> _Records supplied_
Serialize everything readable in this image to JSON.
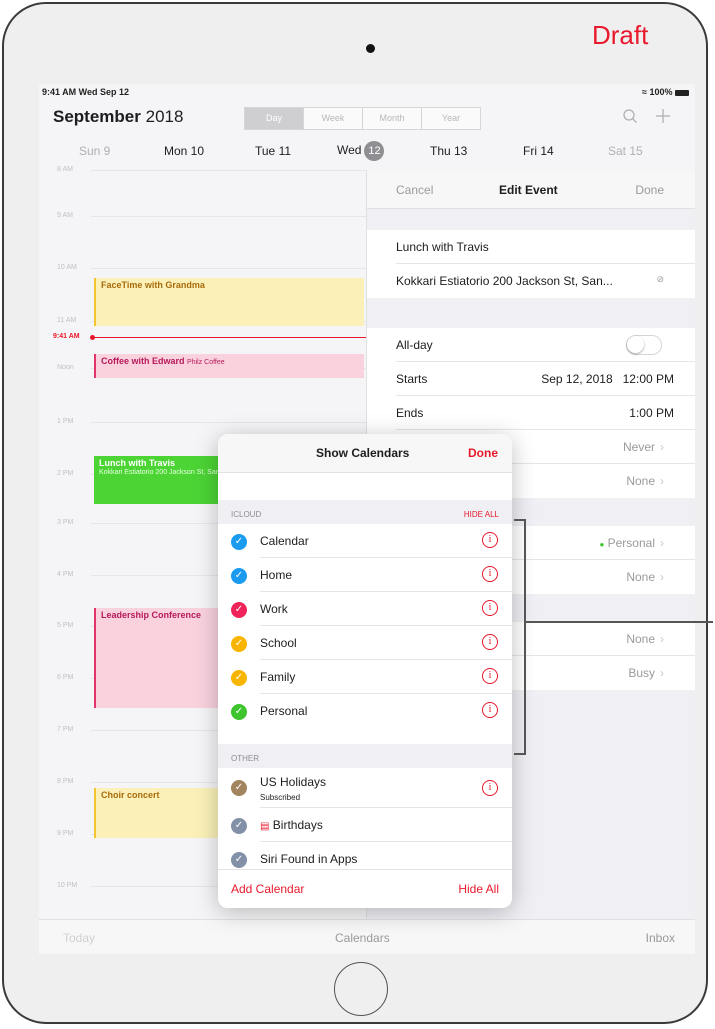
{
  "annotation": {
    "draft_label": "Draft"
  },
  "status_bar": {
    "time": "9:41 AM  Wed Sep 12",
    "battery": "100%"
  },
  "header": {
    "month": "September",
    "year": "2018",
    "segments": [
      "Day",
      "Week",
      "Month",
      "Year"
    ],
    "active_segment": "Day"
  },
  "week": {
    "days": [
      {
        "label": "Sun 9",
        "dim": true
      },
      {
        "label": "Mon 10"
      },
      {
        "label": "Tue 11"
      },
      {
        "label": "Wed",
        "today_num": "12"
      },
      {
        "label": "Thu 13"
      },
      {
        "label": "Fri 14"
      },
      {
        "label": "Sat 15",
        "dim": true
      }
    ]
  },
  "timeline": {
    "hours": [
      "8 AM",
      "9 AM",
      "10 AM",
      "11 AM",
      "Noon",
      "1 PM",
      "2 PM",
      "3 PM",
      "4 PM",
      "5 PM",
      "6 PM",
      "7 PM",
      "8 PM",
      "9 PM",
      "10 PM"
    ],
    "now_label": "9:41 AM",
    "events": {
      "facetime": {
        "title": "FaceTime with Grandma"
      },
      "coffee": {
        "title": "Coffee with Edward",
        "location": "Philz Coffee"
      },
      "lunch": {
        "title": "Lunch with Travis",
        "location": "Kokkari Estiatorio 200 Jackson St, San Francisco, CA 94111, United States"
      },
      "leadership": {
        "title": "Leadership Conference"
      },
      "choir": {
        "title": "Choir concert"
      }
    }
  },
  "edit_event": {
    "cancel": "Cancel",
    "title": "Edit Event",
    "done": "Done",
    "event_title": "Lunch with Travis",
    "location": "Kokkari Estiatorio 200 Jackson St, San...",
    "all_day_label": "All-day",
    "starts_label": "Starts",
    "starts_value": "Sep 12, 2018   12:00 PM",
    "ends_label": "Ends",
    "ends_value": "1:00 PM",
    "repeat_value": "Never",
    "travel_value": "None",
    "calendar_value": "Personal",
    "invitees_value": "None",
    "alert_value": "None",
    "show_as_value": "Busy"
  },
  "bottom_bar": {
    "today": "Today",
    "calendars": "Calendars",
    "inbox": "Inbox"
  },
  "show_calendars": {
    "title": "Show Calendars",
    "done": "Done",
    "icloud_header": "ICLOUD",
    "hide_all_header": "HIDE ALL",
    "icloud": [
      {
        "name": "Calendar",
        "color": "#1a9bf0"
      },
      {
        "name": "Home",
        "color": "#1a9bf0"
      },
      {
        "name": "Work",
        "color": "#f0245a"
      },
      {
        "name": "School",
        "color": "#f7b500"
      },
      {
        "name": "Family",
        "color": "#f7b500"
      },
      {
        "name": "Personal",
        "color": "#3ec52e"
      }
    ],
    "other_header": "OTHER",
    "other": [
      {
        "name": "US Holidays",
        "sub": "Subscribed",
        "color": "#a2845e"
      },
      {
        "name": "Birthdays",
        "color": "#8291a8"
      },
      {
        "name": "Siri Found in Apps",
        "color": "#8291a8"
      }
    ],
    "add_calendar": "Add Calendar",
    "hide_all": "Hide All"
  }
}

> _What to produce_
Reproduce every entry exactly, but omit each picture.

> _Solution_
Serialize everything readable in this image to JSON.
{
  "annotation": {
    "draft_label": "Draft"
  },
  "status_bar": {
    "time": "9:41 AM  Wed Sep 12",
    "battery": "100%"
  },
  "header": {
    "month": "September",
    "year": "2018",
    "segments": [
      "Day",
      "Week",
      "Month",
      "Year"
    ],
    "active_segment": "Day"
  },
  "week": {
    "days": [
      {
        "label": "Sun 9",
        "dim": true
      },
      {
        "label": "Mon 10"
      },
      {
        "label": "Tue 11"
      },
      {
        "label": "Wed",
        "today_num": "12"
      },
      {
        "label": "Thu 13"
      },
      {
        "label": "Fri 14"
      },
      {
        "label": "Sat 15",
        "dim": true
      }
    ]
  },
  "timeline": {
    "hours": [
      "8 AM",
      "9 AM",
      "10 AM",
      "11 AM",
      "Noon",
      "1 PM",
      "2 PM",
      "3 PM",
      "4 PM",
      "5 PM",
      "6 PM",
      "7 PM",
      "8 PM",
      "9 PM",
      "10 PM"
    ],
    "now_label": "9:41 AM",
    "events": {
      "facetime": {
        "title": "FaceTime with Grandma"
      },
      "coffee": {
        "title": "Coffee with Edward",
        "location": "Philz Coffee"
      },
      "lunch": {
        "title": "Lunch with Travis",
        "location": "Kokkari Estiatorio 200 Jackson St, San Francisco, CA 94111, United States"
      },
      "leadership": {
        "title": "Leadership Conference"
      },
      "choir": {
        "title": "Choir concert"
      }
    }
  },
  "edit_event": {
    "cancel": "Cancel",
    "title": "Edit Event",
    "done": "Done",
    "event_title": "Lunch with Travis",
    "location": "Kokkari Estiatorio 200 Jackson St, San...",
    "all_day_label": "All-day",
    "starts_label": "Starts",
    "starts_value": "Sep 12, 2018   12:00 PM",
    "ends_label": "Ends",
    "ends_value": "1:00 PM",
    "repeat_value": "Never",
    "travel_value": "None",
    "calendar_value": "Personal",
    "invitees_value": "None",
    "alert_value": "None",
    "show_as_value": "Busy"
  },
  "bottom_bar": {
    "today": "Today",
    "calendars": "Calendars",
    "inbox": "Inbox"
  },
  "show_calendars": {
    "title": "Show Calendars",
    "done": "Done",
    "icloud_header": "ICLOUD",
    "hide_all_header": "HIDE ALL",
    "icloud": [
      {
        "name": "Calendar",
        "color": "#1a9bf0"
      },
      {
        "name": "Home",
        "color": "#1a9bf0"
      },
      {
        "name": "Work",
        "color": "#f0245a"
      },
      {
        "name": "School",
        "color": "#f7b500"
      },
      {
        "name": "Family",
        "color": "#f7b500"
      },
      {
        "name": "Personal",
        "color": "#3ec52e"
      }
    ],
    "other_header": "OTHER",
    "other": [
      {
        "name": "US Holidays",
        "sub": "Subscribed",
        "color": "#a2845e"
      },
      {
        "name": "Birthdays",
        "color": "#8291a8"
      },
      {
        "name": "Siri Found in Apps",
        "color": "#8291a8"
      }
    ],
    "add_calendar": "Add Calendar",
    "hide_all": "Hide All"
  }
}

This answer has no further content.